Figure dataset records:
___
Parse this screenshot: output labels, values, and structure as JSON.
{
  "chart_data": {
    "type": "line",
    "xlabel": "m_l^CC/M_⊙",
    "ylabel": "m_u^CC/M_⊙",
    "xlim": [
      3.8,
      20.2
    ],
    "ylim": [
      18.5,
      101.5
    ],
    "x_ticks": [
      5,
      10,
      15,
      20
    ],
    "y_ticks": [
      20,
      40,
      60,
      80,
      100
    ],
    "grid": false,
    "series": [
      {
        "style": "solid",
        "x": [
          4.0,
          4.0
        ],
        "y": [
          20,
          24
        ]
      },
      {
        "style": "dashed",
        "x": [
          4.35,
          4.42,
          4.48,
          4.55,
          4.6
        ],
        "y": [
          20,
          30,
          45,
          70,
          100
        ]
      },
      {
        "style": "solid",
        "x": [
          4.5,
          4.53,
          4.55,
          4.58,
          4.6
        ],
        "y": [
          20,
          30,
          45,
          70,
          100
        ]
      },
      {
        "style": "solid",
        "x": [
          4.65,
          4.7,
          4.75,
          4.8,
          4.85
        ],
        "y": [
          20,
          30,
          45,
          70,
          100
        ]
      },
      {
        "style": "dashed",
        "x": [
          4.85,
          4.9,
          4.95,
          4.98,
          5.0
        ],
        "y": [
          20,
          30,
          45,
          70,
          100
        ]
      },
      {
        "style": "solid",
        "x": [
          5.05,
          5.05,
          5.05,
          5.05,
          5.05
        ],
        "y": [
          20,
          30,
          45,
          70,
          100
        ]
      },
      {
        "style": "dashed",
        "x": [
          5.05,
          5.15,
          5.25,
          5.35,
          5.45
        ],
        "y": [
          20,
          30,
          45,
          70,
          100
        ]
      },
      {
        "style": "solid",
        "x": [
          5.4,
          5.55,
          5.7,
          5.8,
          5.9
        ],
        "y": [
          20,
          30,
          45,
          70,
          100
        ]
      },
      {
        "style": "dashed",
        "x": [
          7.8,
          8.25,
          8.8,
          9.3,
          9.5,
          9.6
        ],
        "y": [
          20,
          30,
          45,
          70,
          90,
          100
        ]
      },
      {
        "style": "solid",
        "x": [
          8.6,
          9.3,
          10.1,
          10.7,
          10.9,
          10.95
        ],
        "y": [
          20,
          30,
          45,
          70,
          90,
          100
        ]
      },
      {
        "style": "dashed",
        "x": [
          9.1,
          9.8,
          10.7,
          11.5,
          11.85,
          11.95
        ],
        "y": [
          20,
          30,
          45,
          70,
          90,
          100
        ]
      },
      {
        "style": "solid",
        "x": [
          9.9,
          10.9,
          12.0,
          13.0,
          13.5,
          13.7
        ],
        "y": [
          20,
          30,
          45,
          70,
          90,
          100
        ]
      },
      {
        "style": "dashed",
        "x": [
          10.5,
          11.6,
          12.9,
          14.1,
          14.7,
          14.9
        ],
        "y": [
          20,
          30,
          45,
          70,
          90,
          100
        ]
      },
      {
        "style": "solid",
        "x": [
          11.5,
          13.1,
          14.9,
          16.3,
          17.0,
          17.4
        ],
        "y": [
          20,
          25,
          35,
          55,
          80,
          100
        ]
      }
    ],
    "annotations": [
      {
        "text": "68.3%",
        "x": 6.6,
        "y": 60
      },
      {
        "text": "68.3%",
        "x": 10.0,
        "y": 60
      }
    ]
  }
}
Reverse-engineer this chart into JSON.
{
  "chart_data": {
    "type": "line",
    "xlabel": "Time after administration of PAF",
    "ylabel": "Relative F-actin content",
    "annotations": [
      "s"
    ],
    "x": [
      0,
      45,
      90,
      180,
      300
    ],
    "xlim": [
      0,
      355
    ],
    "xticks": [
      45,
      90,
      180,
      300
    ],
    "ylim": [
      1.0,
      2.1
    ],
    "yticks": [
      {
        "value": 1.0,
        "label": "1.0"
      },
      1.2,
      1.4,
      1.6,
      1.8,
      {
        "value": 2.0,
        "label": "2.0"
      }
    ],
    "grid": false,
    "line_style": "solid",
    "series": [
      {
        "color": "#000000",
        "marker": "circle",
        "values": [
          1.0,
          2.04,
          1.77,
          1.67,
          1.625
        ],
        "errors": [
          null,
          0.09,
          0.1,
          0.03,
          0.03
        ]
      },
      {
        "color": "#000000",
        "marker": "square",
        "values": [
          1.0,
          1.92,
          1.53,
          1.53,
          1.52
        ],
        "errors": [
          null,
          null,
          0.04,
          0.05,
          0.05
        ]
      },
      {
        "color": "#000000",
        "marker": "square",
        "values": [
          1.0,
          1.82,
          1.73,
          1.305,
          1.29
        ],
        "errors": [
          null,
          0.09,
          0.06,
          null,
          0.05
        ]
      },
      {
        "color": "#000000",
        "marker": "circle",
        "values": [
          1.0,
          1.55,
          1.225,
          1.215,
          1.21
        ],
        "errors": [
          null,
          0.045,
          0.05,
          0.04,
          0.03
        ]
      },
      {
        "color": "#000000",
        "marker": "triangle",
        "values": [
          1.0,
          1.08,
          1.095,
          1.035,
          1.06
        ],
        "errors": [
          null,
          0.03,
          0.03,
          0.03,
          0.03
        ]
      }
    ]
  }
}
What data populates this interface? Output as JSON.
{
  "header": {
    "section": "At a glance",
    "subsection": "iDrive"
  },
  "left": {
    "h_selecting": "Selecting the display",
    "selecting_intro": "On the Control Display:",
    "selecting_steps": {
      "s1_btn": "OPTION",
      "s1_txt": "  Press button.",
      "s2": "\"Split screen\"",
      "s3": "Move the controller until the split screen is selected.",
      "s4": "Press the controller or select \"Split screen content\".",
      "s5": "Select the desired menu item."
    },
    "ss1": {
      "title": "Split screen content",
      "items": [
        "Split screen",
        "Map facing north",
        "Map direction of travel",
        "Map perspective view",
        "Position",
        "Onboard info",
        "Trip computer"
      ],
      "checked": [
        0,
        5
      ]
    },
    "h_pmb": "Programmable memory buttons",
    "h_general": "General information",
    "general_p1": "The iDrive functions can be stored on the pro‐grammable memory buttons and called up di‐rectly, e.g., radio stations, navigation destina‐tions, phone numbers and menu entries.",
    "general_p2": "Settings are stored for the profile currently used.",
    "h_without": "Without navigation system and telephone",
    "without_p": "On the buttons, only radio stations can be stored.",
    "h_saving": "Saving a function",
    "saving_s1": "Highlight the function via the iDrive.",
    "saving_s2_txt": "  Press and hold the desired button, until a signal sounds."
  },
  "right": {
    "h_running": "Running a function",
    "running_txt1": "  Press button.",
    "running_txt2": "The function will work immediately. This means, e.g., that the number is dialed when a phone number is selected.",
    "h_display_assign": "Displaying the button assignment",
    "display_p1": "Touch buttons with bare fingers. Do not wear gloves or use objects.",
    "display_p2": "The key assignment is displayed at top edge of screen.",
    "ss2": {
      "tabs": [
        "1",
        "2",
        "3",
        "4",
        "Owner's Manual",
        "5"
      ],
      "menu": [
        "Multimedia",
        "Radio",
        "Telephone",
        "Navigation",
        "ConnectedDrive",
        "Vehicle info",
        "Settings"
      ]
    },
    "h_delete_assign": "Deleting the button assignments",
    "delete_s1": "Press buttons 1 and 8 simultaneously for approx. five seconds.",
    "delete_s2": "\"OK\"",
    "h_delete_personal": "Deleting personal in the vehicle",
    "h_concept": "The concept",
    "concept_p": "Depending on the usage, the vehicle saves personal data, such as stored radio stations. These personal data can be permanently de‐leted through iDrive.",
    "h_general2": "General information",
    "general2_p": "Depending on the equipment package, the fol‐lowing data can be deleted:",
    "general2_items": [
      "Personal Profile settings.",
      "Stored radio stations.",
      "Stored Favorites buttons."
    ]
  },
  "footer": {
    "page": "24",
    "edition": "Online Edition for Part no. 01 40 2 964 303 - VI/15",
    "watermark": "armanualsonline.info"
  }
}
___
**DO THIS**. Pull out all lines in the data above that include "content".

**ANSWER TO THE EXERCISE**.
    "ylabel": "Relative F-actin content",
      "s4": "Press the controller or select \"Split screen content\".",
      "title": "Split screen content",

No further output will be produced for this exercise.